-- Written problem 1 --
In the passage on light-based computing chips, transcribe the stretch from "A Realistic Timeline" through "needs to execute.".
-- Written problem 2 --
List every person, institution and journal that the passage on light-based computing chips mentions by name.

-- Given text --
*****
Beyond reducing AI's energy footprint, the researchers also point to a second, more exploratory application: the potential to support basic quantum computing functions on future semiconductor chips. Quantum computing, which exploits the strange behaviour of particles at extremely small scales to perform certain calculations far beyond the reach of classical computers, has historically required enormously complex and expensive infrastructure to maintain the delicate quantum states involved. A semiconductor platform capable of generating and controlling polaritons reliably could, in principle, offer a more practical route toward integrating quantum-level effects into more conventional chip designs — though the researchers themselves describe this as an early-stage possibility rather than a near-term application. This work builds on a broader and increasingly active field of photonic computing research at Penn and elsewhere; a separate Penn Engineering team led by Professor Liang Feng has already developed a programmable chip that uses light to train nonlinear neural networks, demonstrating that the broader thesis — using photons rather than electrons for the mathematics underlying AI — is being pursued across multiple research groups simultaneously, each tackling different pieces of the same fundamental challenge.

A Realistic Timeline From Laboratory to Commercial Chips

It is worth being honest about where this technology currently stands, because the gap between a landmark physics result published in Physical Review Letters and a commercially available AI chip is substantial, and history offers useful guidance on how that gap typically closes. The Penn result is, at this stage, a laboratory demonstration of a physical principle: that exciton-polaritons can perform all-light switching at extraordinarily low energy using a specific, carefully engineered material system involving a nanoscale cavity and an atomically thin semiconductor layer. It has not yet been demonstrated in a fully integrated, multi-component chip capable of performing the complex range of operations a real AI processor needs to execute.
*****
-- Listed records --

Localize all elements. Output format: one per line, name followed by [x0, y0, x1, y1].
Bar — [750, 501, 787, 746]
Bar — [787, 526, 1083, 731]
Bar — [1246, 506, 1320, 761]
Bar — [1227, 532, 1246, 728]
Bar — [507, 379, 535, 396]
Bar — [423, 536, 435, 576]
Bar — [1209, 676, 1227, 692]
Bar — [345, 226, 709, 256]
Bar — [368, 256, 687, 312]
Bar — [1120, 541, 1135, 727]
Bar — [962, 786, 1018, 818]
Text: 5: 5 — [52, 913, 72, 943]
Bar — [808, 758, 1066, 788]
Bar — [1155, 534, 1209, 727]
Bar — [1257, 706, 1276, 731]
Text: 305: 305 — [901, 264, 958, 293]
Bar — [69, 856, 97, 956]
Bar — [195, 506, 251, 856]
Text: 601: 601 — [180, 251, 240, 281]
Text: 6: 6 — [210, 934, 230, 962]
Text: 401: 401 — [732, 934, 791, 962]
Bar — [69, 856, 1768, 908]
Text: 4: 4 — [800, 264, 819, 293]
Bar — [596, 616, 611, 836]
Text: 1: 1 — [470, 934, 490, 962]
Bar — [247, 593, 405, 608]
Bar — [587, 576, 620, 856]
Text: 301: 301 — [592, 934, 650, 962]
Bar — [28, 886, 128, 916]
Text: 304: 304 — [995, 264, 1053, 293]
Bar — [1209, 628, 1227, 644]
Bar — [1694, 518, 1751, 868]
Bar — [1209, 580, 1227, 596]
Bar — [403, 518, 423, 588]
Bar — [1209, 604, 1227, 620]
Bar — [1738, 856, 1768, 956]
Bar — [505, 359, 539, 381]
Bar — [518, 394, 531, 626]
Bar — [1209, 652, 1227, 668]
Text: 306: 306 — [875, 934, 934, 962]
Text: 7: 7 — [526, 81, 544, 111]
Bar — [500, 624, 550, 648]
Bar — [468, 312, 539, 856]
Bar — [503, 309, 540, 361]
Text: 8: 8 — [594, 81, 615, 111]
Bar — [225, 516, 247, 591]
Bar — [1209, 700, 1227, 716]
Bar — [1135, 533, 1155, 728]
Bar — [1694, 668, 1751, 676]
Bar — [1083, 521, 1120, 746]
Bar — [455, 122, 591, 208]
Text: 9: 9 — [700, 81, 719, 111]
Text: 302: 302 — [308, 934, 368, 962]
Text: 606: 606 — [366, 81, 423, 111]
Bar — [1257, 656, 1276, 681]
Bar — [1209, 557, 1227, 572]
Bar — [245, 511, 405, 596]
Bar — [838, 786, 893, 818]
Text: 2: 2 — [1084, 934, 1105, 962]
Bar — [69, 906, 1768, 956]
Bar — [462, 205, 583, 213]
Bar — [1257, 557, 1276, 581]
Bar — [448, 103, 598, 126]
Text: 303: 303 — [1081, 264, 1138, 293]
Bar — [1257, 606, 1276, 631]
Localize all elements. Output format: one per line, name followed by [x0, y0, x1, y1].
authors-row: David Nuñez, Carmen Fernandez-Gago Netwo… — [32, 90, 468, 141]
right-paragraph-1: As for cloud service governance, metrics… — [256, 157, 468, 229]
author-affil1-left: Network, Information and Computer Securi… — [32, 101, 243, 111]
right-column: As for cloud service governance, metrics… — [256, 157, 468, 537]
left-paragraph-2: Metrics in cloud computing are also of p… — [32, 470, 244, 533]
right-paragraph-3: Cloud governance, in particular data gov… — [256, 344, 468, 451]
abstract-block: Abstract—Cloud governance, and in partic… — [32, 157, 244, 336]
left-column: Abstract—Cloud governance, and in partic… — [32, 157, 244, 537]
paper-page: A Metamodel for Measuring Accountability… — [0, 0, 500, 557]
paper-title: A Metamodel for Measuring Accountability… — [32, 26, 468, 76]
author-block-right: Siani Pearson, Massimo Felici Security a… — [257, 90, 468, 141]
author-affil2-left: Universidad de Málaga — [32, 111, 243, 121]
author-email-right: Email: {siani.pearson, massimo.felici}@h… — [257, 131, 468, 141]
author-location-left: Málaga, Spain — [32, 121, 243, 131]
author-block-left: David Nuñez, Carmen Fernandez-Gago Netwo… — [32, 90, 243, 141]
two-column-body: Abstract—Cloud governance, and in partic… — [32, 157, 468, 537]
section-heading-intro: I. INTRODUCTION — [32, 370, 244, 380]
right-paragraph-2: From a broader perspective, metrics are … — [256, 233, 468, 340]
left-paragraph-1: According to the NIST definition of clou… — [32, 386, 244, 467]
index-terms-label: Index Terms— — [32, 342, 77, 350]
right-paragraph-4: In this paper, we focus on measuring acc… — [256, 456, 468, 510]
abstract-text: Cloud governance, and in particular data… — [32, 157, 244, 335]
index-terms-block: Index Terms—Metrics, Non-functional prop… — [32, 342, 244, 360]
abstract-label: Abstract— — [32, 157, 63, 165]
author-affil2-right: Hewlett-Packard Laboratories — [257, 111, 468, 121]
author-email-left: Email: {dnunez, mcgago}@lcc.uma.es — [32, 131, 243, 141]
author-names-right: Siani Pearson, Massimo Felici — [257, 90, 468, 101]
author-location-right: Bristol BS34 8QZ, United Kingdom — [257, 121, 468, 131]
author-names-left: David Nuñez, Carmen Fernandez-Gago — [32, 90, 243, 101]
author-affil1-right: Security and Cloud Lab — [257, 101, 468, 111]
*****
-- Result 1 --
A Realistic Timeline From Laboratory to Commercial Chips

It is worth being honest about where this technology currently stands, because the gap between a landmark physics result published in Physical Review Letters and a commercially available AI chip is substantial, and history offers useful guidance on how that gap typically closes. The Penn result is, at this stage, a laboratory demonstration of a physical principle: that exciton-polaritons can perform all-light switching at extraordinarily low energy using a specific, carefully engineered material system involving a nanoscale cavity and an atomically thin semiconductor layer. It has not yet been demonstrated in a fully integrated, multi-component chip capable of performing the complex range of operations a real AI processor needs to execute.

-- Result 2 --
Penn
Penn Engineering
Liang Feng
Physical Review Letters